-- Records for the task --
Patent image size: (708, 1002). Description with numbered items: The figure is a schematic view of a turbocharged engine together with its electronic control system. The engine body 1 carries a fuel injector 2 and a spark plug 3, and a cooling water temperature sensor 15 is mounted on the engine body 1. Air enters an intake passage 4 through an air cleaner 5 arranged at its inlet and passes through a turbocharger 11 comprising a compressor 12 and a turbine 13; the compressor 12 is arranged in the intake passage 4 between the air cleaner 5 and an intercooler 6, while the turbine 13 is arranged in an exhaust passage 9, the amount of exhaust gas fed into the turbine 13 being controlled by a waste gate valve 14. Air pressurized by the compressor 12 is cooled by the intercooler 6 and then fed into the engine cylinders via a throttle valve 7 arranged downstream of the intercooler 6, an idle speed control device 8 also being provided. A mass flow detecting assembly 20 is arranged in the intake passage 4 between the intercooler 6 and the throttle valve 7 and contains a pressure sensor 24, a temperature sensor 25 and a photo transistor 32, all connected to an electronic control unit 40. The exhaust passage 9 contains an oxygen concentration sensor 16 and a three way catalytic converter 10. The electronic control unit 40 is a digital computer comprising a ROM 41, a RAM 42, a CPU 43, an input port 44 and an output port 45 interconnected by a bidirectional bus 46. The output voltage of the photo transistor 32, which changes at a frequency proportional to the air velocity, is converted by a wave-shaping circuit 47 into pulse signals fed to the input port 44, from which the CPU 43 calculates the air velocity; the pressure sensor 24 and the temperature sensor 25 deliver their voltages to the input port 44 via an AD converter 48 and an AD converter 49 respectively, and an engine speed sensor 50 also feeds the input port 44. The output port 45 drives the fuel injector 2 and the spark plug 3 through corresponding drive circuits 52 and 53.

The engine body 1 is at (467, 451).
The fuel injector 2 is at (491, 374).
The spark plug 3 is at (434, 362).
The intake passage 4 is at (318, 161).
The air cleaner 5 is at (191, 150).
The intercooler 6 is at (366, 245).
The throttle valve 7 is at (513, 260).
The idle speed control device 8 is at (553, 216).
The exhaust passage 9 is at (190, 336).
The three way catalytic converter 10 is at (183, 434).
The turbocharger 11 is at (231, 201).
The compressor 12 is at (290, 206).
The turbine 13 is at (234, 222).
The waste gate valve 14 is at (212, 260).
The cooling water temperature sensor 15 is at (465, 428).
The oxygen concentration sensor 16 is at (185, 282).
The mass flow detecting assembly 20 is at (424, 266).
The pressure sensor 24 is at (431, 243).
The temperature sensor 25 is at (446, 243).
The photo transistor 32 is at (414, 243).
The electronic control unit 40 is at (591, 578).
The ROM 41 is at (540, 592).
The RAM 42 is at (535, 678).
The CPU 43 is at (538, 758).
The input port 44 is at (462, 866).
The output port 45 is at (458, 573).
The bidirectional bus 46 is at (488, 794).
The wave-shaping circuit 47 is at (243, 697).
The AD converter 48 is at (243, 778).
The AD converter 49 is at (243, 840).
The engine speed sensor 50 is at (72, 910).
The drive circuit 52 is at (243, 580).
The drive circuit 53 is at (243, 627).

-- Written request --
Return the lines of the entries above word for word, starting at the first line and ending with the line that contains "The engine body 1 is at (467, 451).", including that line.

-- Solution to this problem --
Patent image size: (708, 1002). Description with numbered items: The figure is a schematic view of a turbocharged engine together with its electronic control system. The engine body 1 carries a fuel injector 2 and a spark plug 3, and a cooling water temperature sensor 15 is mounted on the engine body 1. Air enters an intake passage 4 through an air cleaner 5 arranged at its inlet and passes through a turbocharger 11 comprising a compressor 12 and a turbine 13; the compressor 12 is arranged in the intake passage 4 between the air cleaner 5 and an intercooler 6, while the turbine 13 is arranged in an exhaust passage 9, the amount of exhaust gas fed into the turbine 13 being controlled by a waste gate valve 14. Air pressurized by the compressor 12 is cooled by the intercooler 6 and then fed into the engine cylinders via a throttle valve 7 arranged downstream of the intercooler 6, an idle speed control device 8 also being provided. A mass flow detecting assembly 20 is arranged in the intake passage 4 between the intercooler 6 and the throttle valve 7 and contains a pressure sensor 24, a temperature sensor 25 and a photo transistor 32, all connected to an electronic control unit 40. The exhaust passage 9 contains an oxygen concentration sensor 16 and a three way catalytic converter 10. The electronic control unit 40 is a digital computer comprising a ROM 41, a RAM 42, a CPU 43, an input port 44 and an output port 45 interconnected by a bidirectional bus 46. The output voltage of the photo transistor 32, which changes at a frequency proportional to the air velocity, is converted by a wave-shaping circuit 47 into pulse signals fed to the input port 44, from which the CPU 43 calculates the air velocity; the pressure sensor 24 and the temperature sensor 25 deliver their voltages to the input port 44 via an AD converter 48 and an AD converter 49 respectively, and an engine speed sensor 50 also feeds the input port 44. The output port 45 drives the fuel injector 2 and the spark plug 3 through corresponding drive circuits 52 and 53.

The engine body 1 is at (467, 451).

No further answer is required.